All entries must be repeated exactly; do not include the pictures.

---

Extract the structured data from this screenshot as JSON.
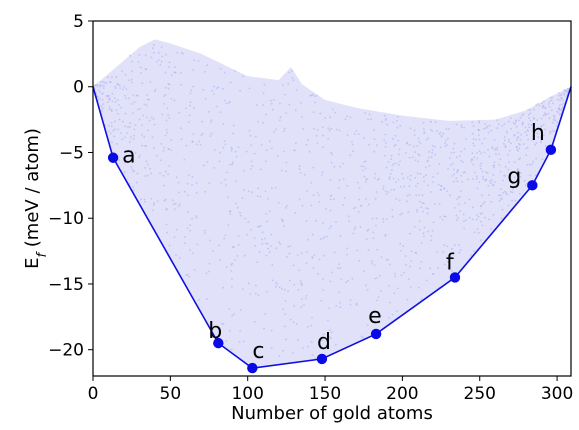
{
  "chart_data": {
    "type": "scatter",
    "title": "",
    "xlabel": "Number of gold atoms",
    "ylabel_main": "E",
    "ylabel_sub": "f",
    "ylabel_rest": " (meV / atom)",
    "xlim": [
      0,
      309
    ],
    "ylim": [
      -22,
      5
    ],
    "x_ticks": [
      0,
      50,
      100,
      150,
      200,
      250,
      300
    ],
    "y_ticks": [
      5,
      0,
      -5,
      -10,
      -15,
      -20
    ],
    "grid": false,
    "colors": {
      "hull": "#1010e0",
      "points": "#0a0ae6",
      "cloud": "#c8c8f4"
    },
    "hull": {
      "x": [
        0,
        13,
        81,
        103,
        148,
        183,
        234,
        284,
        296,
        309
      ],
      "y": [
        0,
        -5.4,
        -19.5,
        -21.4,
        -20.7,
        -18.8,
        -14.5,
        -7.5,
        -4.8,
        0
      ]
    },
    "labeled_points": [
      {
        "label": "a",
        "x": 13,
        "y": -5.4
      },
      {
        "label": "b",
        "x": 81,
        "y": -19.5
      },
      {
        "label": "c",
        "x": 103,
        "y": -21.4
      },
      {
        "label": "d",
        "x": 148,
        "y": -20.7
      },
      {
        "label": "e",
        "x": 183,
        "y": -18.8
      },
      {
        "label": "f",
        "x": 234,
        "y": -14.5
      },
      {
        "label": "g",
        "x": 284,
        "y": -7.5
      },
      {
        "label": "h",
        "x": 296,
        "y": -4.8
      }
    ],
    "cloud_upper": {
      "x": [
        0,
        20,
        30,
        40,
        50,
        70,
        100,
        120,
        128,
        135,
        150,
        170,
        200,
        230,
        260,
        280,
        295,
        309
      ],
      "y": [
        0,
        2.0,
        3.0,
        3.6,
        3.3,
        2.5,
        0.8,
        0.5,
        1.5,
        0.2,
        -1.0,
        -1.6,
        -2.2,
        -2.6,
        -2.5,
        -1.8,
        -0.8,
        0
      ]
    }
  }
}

---

**Answer to this task:**
Extract the structured data from this screenshot as JSON.
{
  "chart_data": {
    "type": "scatter",
    "title": "",
    "xlabel": "Number of gold atoms",
    "ylabel_main": "E",
    "ylabel_sub": "f",
    "ylabel_rest": " (meV / atom)",
    "xlim": [
      0,
      309
    ],
    "ylim": [
      -22,
      5
    ],
    "x_ticks": [
      0,
      50,
      100,
      150,
      200,
      250,
      300
    ],
    "y_ticks": [
      5,
      0,
      -5,
      -10,
      -15,
      -20
    ],
    "grid": false,
    "colors": {
      "hull": "#1010e0",
      "points": "#0a0ae6",
      "cloud": "#c8c8f4"
    },
    "hull": {
      "x": [
        0,
        13,
        81,
        103,
        148,
        183,
        234,
        284,
        296,
        309
      ],
      "y": [
        0,
        -5.4,
        -19.5,
        -21.4,
        -20.7,
        -18.8,
        -14.5,
        -7.5,
        -4.8,
        0
      ]
    },
    "labeled_points": [
      {
        "label": "a",
        "x": 13,
        "y": -5.4
      },
      {
        "label": "b",
        "x": 81,
        "y": -19.5
      },
      {
        "label": "c",
        "x": 103,
        "y": -21.4
      },
      {
        "label": "d",
        "x": 148,
        "y": -20.7
      },
      {
        "label": "e",
        "x": 183,
        "y": -18.8
      },
      {
        "label": "f",
        "x": 234,
        "y": -14.5
      },
      {
        "label": "g",
        "x": 284,
        "y": -7.5
      },
      {
        "label": "h",
        "x": 296,
        "y": -4.8
      }
    ],
    "cloud_upper": {
      "x": [
        0,
        20,
        30,
        40,
        50,
        70,
        100,
        120,
        128,
        135,
        150,
        170,
        200,
        230,
        260,
        280,
        295,
        309
      ],
      "y": [
        0,
        2.0,
        3.0,
        3.6,
        3.3,
        2.5,
        0.8,
        0.5,
        1.5,
        0.2,
        -1.0,
        -1.6,
        -2.2,
        -2.6,
        -2.5,
        -1.8,
        -0.8,
        0
      ]
    }
  }
}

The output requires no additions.